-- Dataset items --
▼

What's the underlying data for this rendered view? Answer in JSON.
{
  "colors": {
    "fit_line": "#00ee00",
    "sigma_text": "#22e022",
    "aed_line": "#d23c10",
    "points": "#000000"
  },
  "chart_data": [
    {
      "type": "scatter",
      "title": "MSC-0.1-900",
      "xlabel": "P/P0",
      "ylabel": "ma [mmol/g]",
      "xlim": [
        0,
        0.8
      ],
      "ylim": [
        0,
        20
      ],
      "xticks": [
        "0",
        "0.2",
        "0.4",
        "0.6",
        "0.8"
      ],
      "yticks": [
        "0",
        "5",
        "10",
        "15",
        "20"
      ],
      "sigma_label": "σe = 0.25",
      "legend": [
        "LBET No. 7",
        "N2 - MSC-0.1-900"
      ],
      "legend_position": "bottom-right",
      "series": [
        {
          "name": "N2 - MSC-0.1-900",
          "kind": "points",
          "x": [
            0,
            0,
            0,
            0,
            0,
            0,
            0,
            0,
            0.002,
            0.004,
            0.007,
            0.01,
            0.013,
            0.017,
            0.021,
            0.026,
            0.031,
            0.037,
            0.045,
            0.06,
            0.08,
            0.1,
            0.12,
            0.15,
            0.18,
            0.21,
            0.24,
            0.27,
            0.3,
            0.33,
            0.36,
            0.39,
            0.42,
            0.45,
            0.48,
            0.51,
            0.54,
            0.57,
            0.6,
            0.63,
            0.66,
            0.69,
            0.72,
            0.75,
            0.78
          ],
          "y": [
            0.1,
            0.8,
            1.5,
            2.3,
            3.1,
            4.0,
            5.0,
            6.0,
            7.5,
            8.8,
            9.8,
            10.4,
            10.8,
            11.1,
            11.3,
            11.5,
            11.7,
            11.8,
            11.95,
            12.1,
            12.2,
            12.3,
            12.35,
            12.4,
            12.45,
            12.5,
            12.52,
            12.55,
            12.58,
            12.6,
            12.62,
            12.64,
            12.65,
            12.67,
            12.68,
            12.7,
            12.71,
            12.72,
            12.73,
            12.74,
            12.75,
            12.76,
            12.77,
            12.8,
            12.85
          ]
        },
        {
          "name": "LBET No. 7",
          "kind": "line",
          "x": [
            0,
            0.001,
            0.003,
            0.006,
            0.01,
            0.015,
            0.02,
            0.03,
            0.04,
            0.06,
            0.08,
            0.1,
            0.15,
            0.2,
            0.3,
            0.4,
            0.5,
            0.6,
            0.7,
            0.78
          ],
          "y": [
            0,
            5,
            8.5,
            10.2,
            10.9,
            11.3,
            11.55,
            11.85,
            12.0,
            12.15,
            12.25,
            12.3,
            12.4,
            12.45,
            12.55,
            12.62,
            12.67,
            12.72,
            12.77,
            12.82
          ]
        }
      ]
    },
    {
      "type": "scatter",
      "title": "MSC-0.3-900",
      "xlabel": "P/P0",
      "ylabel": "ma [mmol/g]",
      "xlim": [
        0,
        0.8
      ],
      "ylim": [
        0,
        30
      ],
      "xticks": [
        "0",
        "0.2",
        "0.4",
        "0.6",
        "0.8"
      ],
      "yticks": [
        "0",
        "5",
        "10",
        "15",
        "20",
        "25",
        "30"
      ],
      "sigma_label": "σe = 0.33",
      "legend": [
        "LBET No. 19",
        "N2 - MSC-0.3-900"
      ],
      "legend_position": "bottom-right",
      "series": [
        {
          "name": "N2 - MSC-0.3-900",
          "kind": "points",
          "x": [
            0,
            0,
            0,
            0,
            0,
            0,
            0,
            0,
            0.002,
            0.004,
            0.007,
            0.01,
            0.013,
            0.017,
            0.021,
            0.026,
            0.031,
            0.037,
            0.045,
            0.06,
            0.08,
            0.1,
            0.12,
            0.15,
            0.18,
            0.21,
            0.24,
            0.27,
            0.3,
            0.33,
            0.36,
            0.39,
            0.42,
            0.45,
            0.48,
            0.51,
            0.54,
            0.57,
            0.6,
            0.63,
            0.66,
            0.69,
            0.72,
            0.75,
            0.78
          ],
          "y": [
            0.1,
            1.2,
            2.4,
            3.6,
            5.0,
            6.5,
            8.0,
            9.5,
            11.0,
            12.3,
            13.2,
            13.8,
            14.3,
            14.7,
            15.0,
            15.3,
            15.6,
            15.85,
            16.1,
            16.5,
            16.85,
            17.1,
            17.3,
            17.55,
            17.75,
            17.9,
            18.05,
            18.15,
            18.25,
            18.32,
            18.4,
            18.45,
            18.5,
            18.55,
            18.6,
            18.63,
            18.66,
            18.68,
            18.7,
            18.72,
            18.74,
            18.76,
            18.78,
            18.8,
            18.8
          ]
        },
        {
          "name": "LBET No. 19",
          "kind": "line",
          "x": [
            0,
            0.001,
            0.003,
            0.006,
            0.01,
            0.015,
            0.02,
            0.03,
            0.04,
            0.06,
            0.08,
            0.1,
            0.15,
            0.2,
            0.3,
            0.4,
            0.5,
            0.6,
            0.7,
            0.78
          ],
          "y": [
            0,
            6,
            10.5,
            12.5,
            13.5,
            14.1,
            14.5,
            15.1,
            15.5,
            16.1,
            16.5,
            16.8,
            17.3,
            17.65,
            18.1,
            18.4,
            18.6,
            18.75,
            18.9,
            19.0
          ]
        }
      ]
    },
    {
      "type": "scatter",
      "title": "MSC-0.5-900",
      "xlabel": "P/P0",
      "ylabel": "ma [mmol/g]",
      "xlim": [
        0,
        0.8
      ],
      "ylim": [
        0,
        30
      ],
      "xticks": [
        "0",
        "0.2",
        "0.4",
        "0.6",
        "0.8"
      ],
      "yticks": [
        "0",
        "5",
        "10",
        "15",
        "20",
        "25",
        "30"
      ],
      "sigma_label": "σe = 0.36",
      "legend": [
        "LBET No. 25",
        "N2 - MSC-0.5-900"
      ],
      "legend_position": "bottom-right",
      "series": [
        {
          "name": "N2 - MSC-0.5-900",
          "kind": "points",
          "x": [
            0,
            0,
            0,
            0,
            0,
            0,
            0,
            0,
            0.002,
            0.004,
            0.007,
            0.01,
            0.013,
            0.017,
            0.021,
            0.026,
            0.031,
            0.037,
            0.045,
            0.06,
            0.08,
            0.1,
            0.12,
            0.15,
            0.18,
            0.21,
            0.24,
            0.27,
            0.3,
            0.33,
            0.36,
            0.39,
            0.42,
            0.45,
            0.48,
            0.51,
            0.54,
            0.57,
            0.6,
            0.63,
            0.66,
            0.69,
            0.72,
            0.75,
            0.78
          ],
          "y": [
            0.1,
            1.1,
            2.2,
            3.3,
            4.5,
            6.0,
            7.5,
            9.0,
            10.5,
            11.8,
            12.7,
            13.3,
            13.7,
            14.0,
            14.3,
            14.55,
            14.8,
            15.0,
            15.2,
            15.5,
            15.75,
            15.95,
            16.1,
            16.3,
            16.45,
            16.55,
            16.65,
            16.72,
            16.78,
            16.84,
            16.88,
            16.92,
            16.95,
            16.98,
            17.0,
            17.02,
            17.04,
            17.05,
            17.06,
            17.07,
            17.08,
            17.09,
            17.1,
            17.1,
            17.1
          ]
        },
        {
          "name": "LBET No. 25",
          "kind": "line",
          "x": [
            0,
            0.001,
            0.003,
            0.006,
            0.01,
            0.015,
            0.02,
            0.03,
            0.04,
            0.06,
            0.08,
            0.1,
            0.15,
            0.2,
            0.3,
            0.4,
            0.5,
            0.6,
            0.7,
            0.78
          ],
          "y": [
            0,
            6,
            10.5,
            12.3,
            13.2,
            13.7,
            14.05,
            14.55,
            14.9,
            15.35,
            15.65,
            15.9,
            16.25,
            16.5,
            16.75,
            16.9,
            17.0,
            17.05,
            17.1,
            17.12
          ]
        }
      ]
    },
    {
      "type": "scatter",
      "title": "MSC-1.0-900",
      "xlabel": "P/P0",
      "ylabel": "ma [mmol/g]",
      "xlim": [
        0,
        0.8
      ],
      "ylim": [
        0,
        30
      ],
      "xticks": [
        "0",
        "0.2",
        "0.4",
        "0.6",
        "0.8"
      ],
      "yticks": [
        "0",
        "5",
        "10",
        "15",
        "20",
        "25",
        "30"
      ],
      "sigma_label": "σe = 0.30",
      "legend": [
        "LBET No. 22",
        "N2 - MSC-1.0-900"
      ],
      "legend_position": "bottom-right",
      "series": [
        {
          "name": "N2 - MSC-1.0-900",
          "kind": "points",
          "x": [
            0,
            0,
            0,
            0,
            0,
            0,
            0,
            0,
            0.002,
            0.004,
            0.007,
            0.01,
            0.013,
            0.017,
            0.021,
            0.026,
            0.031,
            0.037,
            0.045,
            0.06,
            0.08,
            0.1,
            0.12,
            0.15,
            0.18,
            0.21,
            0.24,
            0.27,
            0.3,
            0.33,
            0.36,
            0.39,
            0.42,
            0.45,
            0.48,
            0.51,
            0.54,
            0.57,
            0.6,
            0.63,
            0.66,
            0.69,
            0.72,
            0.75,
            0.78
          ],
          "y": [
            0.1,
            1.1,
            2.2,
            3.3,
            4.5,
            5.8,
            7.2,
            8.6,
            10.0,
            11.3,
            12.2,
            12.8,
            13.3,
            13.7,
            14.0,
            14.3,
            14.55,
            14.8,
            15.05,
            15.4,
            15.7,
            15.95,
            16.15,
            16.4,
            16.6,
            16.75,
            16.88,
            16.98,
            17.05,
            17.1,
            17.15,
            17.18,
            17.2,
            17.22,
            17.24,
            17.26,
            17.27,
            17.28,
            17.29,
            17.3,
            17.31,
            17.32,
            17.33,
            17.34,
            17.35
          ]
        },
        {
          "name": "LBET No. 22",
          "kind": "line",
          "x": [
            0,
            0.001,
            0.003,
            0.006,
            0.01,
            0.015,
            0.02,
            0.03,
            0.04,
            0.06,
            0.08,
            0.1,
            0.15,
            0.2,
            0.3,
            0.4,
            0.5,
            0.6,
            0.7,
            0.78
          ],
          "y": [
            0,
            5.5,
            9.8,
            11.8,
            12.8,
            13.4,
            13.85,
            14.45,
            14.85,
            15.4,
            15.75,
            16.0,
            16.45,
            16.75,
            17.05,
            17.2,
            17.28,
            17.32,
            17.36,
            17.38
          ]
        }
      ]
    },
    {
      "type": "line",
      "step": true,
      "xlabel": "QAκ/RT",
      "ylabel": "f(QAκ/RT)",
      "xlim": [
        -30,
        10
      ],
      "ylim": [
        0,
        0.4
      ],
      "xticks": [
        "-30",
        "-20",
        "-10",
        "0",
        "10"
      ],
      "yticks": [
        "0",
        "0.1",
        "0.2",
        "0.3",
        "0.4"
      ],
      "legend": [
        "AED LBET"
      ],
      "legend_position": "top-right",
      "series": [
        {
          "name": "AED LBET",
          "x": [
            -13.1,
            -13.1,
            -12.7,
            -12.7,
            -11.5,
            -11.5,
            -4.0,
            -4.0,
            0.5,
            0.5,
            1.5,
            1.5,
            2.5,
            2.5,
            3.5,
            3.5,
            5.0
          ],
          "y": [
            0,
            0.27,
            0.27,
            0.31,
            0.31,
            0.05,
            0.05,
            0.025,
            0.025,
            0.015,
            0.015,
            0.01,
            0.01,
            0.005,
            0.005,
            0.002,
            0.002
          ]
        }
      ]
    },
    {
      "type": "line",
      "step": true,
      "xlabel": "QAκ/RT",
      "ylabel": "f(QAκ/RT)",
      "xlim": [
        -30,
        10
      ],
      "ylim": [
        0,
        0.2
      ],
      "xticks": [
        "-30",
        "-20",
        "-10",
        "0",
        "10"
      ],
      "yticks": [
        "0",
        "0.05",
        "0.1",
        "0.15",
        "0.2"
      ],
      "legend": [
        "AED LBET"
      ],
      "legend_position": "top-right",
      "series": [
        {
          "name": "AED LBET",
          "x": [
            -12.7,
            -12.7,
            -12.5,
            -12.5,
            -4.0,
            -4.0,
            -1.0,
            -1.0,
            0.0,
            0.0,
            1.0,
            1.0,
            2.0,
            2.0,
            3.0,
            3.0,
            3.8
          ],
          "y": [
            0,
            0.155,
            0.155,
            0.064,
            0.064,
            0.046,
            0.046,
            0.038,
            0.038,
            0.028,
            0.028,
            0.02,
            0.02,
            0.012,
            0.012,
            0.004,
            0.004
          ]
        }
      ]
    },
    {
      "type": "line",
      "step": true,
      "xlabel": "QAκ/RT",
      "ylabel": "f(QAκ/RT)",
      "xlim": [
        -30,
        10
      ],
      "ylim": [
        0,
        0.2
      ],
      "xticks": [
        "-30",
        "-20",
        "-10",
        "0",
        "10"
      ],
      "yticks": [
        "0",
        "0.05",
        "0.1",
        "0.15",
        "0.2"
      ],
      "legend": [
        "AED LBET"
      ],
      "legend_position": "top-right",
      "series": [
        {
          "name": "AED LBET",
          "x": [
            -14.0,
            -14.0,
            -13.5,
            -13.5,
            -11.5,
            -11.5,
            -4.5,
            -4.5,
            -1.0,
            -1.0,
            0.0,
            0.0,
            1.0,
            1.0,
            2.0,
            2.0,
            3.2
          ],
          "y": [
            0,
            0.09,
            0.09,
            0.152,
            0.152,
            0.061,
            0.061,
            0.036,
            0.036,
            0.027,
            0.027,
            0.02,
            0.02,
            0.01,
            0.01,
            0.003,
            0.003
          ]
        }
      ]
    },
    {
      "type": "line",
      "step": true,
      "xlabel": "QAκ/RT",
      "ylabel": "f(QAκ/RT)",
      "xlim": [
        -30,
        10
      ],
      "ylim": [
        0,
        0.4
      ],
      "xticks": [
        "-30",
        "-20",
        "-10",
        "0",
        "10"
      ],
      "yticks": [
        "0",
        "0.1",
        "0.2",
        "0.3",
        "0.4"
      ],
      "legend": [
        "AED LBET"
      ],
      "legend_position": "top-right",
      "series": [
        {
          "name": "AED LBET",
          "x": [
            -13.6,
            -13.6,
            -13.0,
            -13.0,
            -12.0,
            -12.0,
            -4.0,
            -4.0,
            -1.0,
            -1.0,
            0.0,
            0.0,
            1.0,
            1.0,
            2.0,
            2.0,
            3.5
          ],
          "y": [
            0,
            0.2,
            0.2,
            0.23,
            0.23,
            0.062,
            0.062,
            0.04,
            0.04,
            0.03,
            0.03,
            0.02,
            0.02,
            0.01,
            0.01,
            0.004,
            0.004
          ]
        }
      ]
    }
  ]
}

▲

-- GIVEN INSTRUCTION --
Find all lines where the word "name" appears. Copy them.

-- TASK SOLUTION --
          "name": "N2 - MSC-0.1-900",
          "name": "LBET No. 7",
          "name": "N2 - MSC-0.3-900",
          "name": "LBET No. 19",
          "name": "N2 - MSC-0.5-900",
          "name": "LBET No. 25",
          "name": "N2 - MSC-1.0-900",
          "name": "LBET No. 22",
          "name": "AED LBET",
          "name": "AED LBET",
          "name": "AED LBET",
          "name": "AED LBET",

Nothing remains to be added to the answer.